* Begin *

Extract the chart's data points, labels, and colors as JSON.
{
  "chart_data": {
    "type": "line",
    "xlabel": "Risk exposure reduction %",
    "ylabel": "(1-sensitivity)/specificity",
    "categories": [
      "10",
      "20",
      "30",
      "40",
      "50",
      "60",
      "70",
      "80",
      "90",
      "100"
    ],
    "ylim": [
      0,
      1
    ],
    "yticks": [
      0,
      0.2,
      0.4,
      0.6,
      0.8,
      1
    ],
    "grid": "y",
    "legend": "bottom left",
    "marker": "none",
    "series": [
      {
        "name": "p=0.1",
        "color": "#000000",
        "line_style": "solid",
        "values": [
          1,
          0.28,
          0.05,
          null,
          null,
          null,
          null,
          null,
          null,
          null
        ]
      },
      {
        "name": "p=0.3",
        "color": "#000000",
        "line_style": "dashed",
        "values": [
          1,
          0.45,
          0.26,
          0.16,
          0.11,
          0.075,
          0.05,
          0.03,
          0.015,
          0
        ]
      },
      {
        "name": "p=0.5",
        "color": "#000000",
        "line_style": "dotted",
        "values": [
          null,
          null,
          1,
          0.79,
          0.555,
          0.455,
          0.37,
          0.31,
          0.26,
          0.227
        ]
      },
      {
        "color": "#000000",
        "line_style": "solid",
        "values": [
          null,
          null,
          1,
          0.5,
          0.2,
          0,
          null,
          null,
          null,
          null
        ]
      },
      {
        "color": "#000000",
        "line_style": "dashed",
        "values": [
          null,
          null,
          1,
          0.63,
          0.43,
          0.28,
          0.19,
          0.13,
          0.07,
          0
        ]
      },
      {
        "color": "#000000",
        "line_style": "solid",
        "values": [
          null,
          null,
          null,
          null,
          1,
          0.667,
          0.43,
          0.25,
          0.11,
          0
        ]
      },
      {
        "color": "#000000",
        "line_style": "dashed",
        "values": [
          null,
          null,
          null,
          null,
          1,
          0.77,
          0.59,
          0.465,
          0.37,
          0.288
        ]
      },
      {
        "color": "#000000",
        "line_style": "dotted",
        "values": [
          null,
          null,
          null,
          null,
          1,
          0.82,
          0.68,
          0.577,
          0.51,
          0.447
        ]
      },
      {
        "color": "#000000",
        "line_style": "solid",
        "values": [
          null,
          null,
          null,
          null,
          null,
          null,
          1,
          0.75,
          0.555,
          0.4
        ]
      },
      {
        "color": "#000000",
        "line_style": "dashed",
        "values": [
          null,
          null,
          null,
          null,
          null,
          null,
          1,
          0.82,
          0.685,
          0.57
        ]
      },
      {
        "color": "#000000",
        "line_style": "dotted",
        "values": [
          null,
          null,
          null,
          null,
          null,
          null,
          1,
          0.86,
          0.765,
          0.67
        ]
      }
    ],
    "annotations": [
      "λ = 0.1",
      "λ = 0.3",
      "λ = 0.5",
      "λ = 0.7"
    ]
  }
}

* End *

#### Task prompt:
Return all of the above records exactly, leaving no line out.

#### Response to this task:
Extract the chart's data points, labels, and colors as JSON.
{
  "chart_data": {
    "type": "line",
    "xlabel": "Risk exposure reduction %",
    "ylabel": "(1-sensitivity)/specificity",
    "categories": [
      "10",
      "20",
      "30",
      "40",
      "50",
      "60",
      "70",
      "80",
      "90",
      "100"
    ],
    "ylim": [
      0,
      1
    ],
    "yticks": [
      0,
      0.2,
      0.4,
      0.6,
      0.8,
      1
    ],
    "grid": "y",
    "legend": "bottom left",
    "marker": "none",
    "series": [
      {
        "name": "p=0.1",
        "color": "#000000",
        "line_style": "solid",
        "values": [
          1,
          0.28,
          0.05,
          null,
          null,
          null,
          null,
          null,
          null,
          null
        ]
      },
      {
        "name": "p=0.3",
        "color": "#000000",
        "line_style": "dashed",
        "values": [
          1,
          0.45,
          0.26,
          0.16,
          0.11,
          0.075,
          0.05,
          0.03,
          0.015,
          0
        ]
      },
      {
        "name": "p=0.5",
        "color": "#000000",
        "line_style": "dotted",
        "values": [
          null,
          null,
          1,
          0.79,
          0.555,
          0.455,
          0.37,
          0.31,
          0.26,
          0.227
        ]
      },
      {
        "color": "#000000",
        "line_style": "solid",
        "values": [
          null,
          null,
          1,
          0.5,
          0.2,
          0,
          null,
          null,
          null,
          null
        ]
      },
      {
        "color": "#000000",
        "line_style": "dashed",
        "values": [
          null,
          null,
          1,
          0.63,
          0.43,
          0.28,
          0.19,
          0.13,
          0.07,
          0
        ]
      },
      {
        "color": "#000000",
        "line_style": "solid",
        "values": [
          null,
          null,
          null,
          null,
          1,
          0.667,
          0.43,
          0.25,
          0.11,
          0
        ]
      },
      {
        "color": "#000000",
        "line_style": "dashed",
        "values": [
          null,
          null,
          null,
          null,
          1,
          0.77,
          0.59,
          0.465,
          0.37,
          0.288
        ]
      },
      {
        "color": "#000000",
        "line_style": "dotted",
        "values": [
          null,
          null,
          null,
          null,
          1,
          0.82,
          0.68,
          0.577,
          0.51,
          0.447
        ]
      },
      {
        "color": "#000000",
        "line_style": "solid",
        "values": [
          null,
          null,
          null,
          null,
          null,
          null,
          1,
          0.75,
          0.555,
          0.4
        ]
      },
      {
        "color": "#000000",
        "line_style": "dashed",
        "values": [
          null,
          null,
          null,
          null,
          null,
          null,
          1,
          0.82,
          0.685,
          0.57
        ]
      },
      {
        "color": "#000000",
        "line_style": "dotted",
        "values": [
          null,
          null,
          null,
          null,
          null,
          null,
          1,
          0.86,
          0.765,
          0.67
        ]
      }
    ],
    "annotations": [
      "λ = 0.1",
      "λ = 0.3",
      "λ = 0.5",
      "λ = 0.7"
    ]
  }
}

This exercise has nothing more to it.